Provided records:

━━━━━━━━

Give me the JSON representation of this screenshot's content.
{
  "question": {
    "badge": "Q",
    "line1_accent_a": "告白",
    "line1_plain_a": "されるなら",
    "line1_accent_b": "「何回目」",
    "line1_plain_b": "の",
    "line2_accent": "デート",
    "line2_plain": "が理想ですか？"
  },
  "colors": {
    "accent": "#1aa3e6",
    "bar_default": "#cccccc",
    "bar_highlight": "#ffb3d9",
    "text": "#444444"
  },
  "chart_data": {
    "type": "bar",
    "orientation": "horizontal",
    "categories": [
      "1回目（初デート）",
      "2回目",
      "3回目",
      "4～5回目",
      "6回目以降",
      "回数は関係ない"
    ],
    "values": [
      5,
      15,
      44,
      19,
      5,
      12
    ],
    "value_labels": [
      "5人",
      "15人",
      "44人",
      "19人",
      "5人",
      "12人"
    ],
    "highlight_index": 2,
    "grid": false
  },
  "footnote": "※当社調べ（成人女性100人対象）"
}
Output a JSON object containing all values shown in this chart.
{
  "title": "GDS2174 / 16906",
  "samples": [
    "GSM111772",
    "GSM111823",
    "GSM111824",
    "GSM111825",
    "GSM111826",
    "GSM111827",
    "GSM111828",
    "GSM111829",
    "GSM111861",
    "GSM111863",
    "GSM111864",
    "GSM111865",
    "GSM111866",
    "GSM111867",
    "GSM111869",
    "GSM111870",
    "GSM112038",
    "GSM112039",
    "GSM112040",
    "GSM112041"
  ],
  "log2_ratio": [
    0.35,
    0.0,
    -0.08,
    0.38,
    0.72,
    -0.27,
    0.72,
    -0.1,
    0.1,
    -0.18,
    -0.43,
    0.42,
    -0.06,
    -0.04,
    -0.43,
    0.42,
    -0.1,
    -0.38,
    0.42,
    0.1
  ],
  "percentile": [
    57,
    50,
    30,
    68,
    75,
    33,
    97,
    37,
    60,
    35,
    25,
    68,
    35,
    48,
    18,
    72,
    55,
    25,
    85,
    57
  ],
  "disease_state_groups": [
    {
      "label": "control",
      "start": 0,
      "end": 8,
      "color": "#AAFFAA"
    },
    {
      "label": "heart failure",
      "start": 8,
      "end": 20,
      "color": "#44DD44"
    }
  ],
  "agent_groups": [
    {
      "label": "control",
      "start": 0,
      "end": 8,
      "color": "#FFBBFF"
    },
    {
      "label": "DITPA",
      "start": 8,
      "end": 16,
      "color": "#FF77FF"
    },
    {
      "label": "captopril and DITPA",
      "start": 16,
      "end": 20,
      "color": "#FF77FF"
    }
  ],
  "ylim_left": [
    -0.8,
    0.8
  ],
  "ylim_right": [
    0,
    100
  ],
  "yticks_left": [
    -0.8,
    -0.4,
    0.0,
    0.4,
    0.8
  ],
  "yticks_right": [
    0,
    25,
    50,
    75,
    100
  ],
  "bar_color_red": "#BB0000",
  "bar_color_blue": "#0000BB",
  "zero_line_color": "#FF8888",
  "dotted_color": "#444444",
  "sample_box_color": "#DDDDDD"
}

━━━━━━━━

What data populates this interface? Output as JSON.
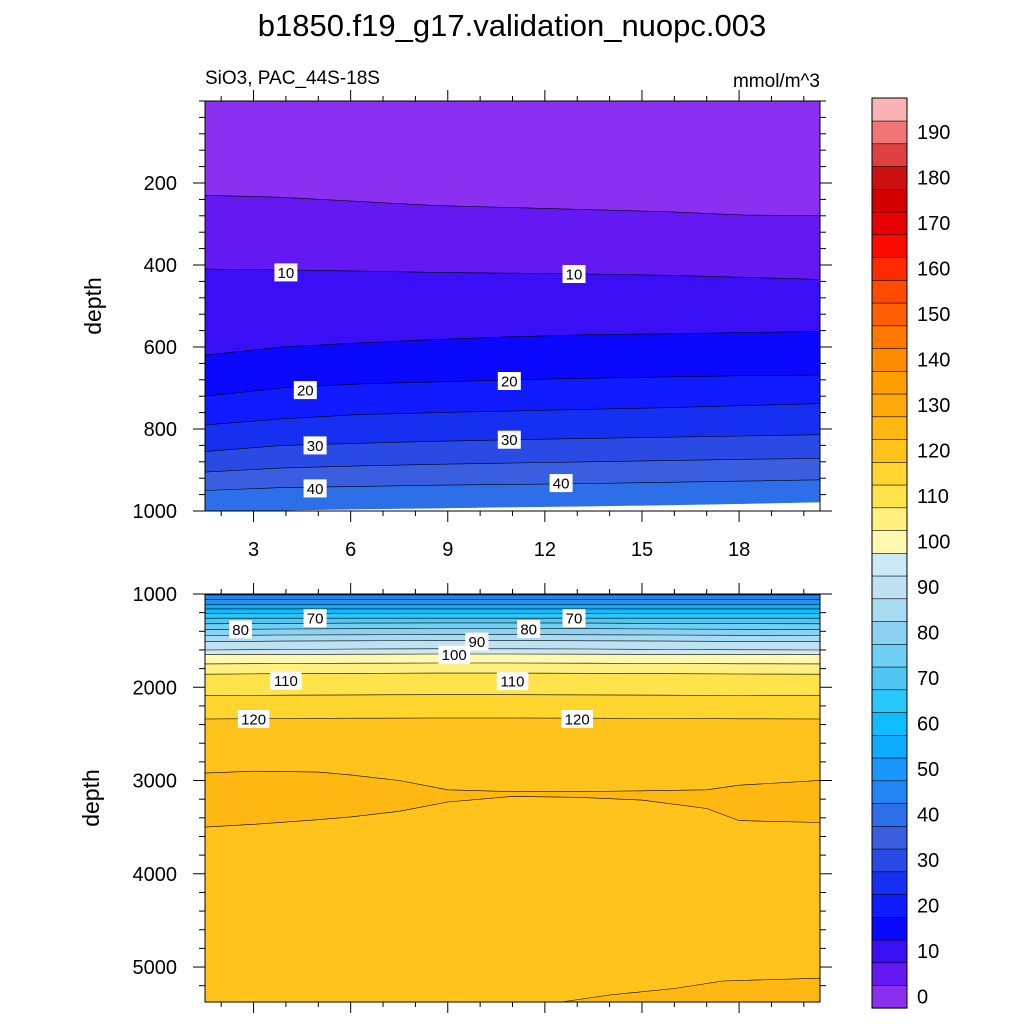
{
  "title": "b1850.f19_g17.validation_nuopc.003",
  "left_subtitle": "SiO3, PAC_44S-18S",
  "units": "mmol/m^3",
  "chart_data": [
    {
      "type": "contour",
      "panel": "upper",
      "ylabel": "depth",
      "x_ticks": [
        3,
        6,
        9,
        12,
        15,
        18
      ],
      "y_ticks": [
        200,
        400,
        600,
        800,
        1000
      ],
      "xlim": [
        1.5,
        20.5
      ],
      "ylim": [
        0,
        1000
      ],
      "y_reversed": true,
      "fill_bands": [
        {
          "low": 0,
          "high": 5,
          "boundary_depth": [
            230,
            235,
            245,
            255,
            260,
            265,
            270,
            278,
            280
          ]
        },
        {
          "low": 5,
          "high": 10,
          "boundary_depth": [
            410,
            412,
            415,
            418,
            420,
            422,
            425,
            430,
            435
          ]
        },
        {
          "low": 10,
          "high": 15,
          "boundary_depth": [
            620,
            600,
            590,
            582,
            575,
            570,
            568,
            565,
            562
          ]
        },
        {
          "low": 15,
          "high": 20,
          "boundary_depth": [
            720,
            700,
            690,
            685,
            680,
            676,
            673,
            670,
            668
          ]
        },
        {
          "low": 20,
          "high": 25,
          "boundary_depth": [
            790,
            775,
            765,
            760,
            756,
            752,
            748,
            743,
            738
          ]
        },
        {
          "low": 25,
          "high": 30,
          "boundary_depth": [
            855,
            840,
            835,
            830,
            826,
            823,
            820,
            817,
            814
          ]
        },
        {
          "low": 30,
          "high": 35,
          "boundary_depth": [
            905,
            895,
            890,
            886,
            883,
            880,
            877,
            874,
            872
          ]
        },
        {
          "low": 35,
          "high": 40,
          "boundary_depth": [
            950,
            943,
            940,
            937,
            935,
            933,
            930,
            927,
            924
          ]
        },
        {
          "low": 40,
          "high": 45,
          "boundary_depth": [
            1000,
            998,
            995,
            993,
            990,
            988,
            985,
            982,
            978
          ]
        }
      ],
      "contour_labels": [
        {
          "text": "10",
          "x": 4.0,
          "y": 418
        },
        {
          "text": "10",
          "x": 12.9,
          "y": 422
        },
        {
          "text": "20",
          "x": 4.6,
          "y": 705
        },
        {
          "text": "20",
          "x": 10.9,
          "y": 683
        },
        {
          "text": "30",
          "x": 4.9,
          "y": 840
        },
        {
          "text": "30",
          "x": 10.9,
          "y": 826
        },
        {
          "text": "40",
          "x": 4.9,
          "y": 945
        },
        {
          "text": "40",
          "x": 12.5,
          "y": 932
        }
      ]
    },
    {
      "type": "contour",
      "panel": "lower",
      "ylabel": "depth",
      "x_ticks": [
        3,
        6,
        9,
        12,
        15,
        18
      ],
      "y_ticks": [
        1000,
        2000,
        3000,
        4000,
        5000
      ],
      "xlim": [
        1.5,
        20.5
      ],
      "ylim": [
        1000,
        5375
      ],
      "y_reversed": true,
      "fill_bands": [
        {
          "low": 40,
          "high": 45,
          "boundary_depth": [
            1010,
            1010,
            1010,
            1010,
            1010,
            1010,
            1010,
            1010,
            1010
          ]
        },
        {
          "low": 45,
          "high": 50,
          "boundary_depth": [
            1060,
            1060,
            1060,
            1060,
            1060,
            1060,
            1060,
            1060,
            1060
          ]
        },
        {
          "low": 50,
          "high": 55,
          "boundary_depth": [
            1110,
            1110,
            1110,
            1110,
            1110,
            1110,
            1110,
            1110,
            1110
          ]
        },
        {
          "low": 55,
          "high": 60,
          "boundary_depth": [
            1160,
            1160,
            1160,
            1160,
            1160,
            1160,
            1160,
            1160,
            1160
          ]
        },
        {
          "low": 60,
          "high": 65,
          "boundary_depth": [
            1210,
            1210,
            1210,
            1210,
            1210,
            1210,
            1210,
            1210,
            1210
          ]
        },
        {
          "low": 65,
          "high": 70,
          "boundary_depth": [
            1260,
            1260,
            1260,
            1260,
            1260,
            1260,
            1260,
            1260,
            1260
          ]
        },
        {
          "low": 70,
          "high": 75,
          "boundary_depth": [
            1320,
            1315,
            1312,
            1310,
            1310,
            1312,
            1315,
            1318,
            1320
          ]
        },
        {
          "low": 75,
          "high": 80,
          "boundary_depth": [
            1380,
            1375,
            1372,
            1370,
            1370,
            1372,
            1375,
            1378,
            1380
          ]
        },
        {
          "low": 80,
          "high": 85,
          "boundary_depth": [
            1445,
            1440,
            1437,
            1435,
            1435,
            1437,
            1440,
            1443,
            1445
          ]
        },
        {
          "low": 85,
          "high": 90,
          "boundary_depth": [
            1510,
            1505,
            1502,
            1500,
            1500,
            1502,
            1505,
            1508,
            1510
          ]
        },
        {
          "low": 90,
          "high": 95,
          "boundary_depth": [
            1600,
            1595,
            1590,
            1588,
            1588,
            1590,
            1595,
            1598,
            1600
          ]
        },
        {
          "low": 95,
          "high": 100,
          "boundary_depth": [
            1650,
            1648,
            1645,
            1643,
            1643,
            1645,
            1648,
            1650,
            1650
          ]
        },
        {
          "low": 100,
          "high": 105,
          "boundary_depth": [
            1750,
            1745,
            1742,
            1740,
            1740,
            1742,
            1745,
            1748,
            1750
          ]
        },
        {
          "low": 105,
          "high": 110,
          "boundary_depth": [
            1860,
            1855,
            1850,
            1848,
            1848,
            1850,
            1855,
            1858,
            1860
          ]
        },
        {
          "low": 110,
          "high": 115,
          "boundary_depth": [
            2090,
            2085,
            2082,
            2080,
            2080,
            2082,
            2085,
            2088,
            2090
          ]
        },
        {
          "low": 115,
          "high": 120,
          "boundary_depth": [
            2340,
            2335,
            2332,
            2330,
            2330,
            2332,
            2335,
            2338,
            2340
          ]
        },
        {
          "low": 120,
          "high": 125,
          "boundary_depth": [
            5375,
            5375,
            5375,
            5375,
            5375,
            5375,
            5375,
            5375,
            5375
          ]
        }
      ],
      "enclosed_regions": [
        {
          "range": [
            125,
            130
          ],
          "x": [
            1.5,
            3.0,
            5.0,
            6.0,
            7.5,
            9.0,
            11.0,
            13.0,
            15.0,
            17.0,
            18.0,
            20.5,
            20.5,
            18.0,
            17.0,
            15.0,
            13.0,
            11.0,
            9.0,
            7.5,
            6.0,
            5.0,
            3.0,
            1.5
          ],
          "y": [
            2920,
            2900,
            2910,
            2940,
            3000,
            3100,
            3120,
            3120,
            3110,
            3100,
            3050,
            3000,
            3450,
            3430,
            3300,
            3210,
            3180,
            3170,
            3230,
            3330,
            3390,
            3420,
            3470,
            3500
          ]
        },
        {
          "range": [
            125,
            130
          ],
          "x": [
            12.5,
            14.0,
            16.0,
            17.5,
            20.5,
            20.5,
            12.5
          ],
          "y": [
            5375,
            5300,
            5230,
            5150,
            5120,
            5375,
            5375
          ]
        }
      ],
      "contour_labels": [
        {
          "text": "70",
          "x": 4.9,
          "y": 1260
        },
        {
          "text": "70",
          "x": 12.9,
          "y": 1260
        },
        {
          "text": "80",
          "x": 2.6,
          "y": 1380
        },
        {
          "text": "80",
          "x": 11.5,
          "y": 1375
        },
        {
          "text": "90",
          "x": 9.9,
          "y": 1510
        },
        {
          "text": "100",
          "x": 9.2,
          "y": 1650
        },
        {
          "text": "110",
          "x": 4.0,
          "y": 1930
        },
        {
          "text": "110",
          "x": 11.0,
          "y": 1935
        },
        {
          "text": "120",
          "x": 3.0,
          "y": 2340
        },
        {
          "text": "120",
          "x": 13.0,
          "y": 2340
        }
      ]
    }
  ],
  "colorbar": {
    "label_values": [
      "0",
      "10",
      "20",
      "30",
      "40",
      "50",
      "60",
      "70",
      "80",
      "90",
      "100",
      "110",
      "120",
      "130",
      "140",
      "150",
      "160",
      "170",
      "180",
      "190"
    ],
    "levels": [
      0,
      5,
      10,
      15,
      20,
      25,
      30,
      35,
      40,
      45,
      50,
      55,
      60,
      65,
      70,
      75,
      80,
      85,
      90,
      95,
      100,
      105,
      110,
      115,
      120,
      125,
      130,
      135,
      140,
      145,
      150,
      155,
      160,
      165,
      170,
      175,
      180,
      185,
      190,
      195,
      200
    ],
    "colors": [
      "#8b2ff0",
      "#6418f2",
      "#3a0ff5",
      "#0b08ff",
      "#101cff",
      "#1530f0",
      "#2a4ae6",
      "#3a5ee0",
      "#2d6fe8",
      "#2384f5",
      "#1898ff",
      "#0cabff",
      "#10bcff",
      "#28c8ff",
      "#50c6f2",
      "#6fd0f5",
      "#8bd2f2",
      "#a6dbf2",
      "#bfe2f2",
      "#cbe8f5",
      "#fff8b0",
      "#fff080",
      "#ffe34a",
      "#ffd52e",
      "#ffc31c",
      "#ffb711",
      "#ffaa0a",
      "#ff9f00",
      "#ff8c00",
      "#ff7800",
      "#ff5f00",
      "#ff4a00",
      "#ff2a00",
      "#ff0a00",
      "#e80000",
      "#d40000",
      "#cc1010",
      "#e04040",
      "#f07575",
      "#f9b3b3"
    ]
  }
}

━━━━━━━━

Your goal:
Look through the records and gather every line containing "JSON".

Written reply:
Give me the JSON representation of this screenshot's content.
Output a JSON object containing all values shown in this chart.
What data populates this interface? Output as JSON.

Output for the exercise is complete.